## Dataset entries on figures
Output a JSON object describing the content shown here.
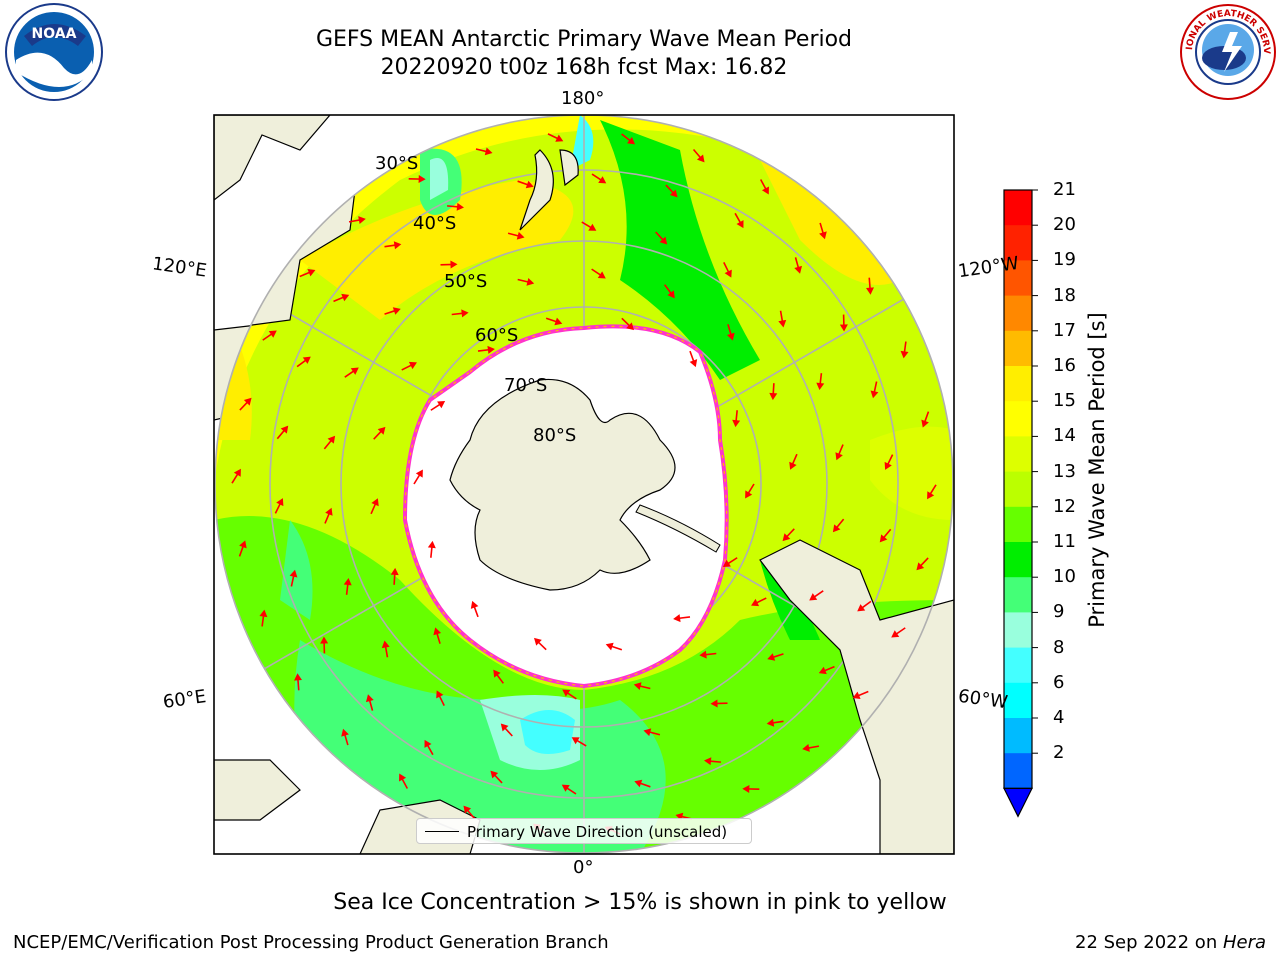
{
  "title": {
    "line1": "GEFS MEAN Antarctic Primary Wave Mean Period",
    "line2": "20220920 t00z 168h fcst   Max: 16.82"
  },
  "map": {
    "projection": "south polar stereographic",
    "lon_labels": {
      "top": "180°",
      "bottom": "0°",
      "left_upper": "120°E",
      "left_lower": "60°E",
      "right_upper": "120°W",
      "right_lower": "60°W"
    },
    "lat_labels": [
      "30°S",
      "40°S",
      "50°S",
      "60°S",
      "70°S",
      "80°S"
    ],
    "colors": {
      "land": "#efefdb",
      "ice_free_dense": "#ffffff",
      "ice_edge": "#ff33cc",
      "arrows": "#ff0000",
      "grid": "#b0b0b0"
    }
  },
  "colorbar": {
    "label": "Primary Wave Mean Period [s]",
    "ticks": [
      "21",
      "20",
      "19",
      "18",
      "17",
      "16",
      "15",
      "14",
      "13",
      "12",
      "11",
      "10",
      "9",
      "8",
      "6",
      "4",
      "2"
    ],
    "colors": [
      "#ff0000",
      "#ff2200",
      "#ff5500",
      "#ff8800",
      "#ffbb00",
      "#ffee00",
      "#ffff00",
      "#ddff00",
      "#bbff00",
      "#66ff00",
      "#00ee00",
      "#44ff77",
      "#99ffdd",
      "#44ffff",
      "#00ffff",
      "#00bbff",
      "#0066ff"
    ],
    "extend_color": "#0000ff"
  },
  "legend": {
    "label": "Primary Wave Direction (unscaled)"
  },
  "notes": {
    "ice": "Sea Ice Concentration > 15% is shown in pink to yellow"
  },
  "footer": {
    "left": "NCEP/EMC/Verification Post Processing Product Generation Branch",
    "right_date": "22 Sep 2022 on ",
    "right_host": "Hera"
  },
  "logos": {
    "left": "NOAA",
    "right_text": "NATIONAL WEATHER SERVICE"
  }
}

...

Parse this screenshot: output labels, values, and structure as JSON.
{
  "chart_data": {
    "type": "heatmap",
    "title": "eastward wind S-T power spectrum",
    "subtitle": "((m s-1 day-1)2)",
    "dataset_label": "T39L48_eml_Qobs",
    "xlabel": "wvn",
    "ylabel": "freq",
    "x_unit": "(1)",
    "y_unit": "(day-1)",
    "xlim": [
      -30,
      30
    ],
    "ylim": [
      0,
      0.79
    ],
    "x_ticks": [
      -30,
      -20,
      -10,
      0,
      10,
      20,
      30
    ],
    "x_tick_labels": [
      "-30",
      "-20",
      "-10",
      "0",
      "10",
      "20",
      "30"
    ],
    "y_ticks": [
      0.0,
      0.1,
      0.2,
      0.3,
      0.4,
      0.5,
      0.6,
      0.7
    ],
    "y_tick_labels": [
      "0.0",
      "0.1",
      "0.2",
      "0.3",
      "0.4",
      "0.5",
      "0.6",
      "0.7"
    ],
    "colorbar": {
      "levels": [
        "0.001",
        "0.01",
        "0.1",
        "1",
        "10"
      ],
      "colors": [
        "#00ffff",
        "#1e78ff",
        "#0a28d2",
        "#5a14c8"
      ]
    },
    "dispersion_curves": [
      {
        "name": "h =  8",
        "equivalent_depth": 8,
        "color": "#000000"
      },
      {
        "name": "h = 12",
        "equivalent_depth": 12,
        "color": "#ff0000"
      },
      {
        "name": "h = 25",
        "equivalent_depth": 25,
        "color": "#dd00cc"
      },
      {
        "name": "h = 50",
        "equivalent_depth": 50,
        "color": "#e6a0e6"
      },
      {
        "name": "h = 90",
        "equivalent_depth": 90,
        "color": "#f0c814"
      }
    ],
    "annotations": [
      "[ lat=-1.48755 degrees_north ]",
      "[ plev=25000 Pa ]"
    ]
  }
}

## Written instruction
Across the records, count the lines holding the string "Wave". Give the number and stop.

## Solution below
3